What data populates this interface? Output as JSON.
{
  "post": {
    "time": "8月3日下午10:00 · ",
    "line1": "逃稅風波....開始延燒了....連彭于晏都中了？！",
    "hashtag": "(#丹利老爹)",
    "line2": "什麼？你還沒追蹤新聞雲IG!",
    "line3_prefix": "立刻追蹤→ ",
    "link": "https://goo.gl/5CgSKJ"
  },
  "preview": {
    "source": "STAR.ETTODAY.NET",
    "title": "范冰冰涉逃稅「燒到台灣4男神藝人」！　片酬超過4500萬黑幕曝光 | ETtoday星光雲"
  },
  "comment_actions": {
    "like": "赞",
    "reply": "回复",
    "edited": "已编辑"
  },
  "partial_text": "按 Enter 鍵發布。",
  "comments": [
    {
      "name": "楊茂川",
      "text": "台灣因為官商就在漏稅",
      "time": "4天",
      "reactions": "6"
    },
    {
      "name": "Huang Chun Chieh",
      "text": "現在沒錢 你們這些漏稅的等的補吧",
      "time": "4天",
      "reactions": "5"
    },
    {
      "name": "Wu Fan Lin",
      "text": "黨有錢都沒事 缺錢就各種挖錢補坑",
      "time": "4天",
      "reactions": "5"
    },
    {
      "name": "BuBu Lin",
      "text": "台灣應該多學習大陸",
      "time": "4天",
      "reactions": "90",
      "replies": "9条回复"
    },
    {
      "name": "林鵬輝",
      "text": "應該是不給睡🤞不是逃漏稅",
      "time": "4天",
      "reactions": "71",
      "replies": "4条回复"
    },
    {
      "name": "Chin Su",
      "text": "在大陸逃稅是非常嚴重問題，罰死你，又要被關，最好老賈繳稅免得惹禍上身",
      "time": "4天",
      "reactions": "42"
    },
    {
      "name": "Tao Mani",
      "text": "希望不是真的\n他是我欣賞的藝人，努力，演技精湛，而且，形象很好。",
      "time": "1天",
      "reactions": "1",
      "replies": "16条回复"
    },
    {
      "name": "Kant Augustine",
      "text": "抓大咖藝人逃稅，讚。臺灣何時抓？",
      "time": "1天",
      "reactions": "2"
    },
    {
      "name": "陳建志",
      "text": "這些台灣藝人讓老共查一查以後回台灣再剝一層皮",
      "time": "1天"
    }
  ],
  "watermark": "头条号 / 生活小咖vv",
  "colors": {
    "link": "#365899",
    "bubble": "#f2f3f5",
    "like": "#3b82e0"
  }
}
::::::::::
Repeat the data exactly. Leave nothing out.

What data populates this interface? Output as JSON.
{
  "post": {
    "time": "8月3日下午10:00 · ",
    "line1": "逃稅風波....開始延燒了....連彭于晏都中了？！",
    "hashtag": "(#丹利老爹)",
    "line2": "什麼？你還沒追蹤新聞雲IG!",
    "line3_prefix": "立刻追蹤→ ",
    "link": "https://goo.gl/5CgSKJ"
  },
  "preview": {
    "source": "STAR.ETTODAY.NET",
    "title": "范冰冰涉逃稅「燒到台灣4男神藝人」！　片酬超過4500萬黑幕曝光 | ETtoday星光雲"
  },
  "comment_actions": {
    "like": "赞",
    "reply": "回复",
    "edited": "已编辑"
  },
  "partial_text": "按 Enter 鍵發布。",
  "comments": [
    {
      "name": "楊茂川",
      "text": "台灣因為官商就在漏稅",
      "time": "4天",
      "reactions": "6"
    },
    {
      "name": "Huang Chun Chieh",
      "text": "現在沒錢 你們這些漏稅的等的補吧",
      "time": "4天",
      "reactions": "5"
    },
    {
      "name": "Wu Fan Lin",
      "text": "黨有錢都沒事 缺錢就各種挖錢補坑",
      "time": "4天",
      "reactions": "5"
    },
    {
      "name": "BuBu Lin",
      "text": "台灣應該多學習大陸",
      "time": "4天",
      "reactions": "90",
      "replies": "9条回复"
    },
    {
      "name": "林鵬輝",
      "text": "應該是不給睡🤞不是逃漏稅",
      "time": "4天",
      "reactions": "71",
      "replies": "4条回复"
    },
    {
      "name": "Chin Su",
      "text": "在大陸逃稅是非常嚴重問題，罰死你，又要被關，最好老賈繳稅免得惹禍上身",
      "time": "4天",
      "reactions": "42"
    },
    {
      "name": "Tao Mani",
      "text": "希望不是真的\n他是我欣賞的藝人，努力，演技精湛，而且，形象很好。",
      "time": "1天",
      "reactions": "1",
      "replies": "16条回复"
    },
    {
      "name": "Kant Augustine",
      "text": "抓大咖藝人逃稅，讚。臺灣何時抓？",
      "time": "1天",
      "reactions": "2"
    },
    {
      "name": "陳建志",
      "text": "這些台灣藝人讓老共查一查以後回台灣再剝一層皮",
      "time": "1天"
    }
  ],
  "watermark": "头条号 / 生活小咖vv",
  "colors": {
    "link": "#365899",
    "bubble": "#f2f3f5",
    "like": "#3b82e0"
  }
}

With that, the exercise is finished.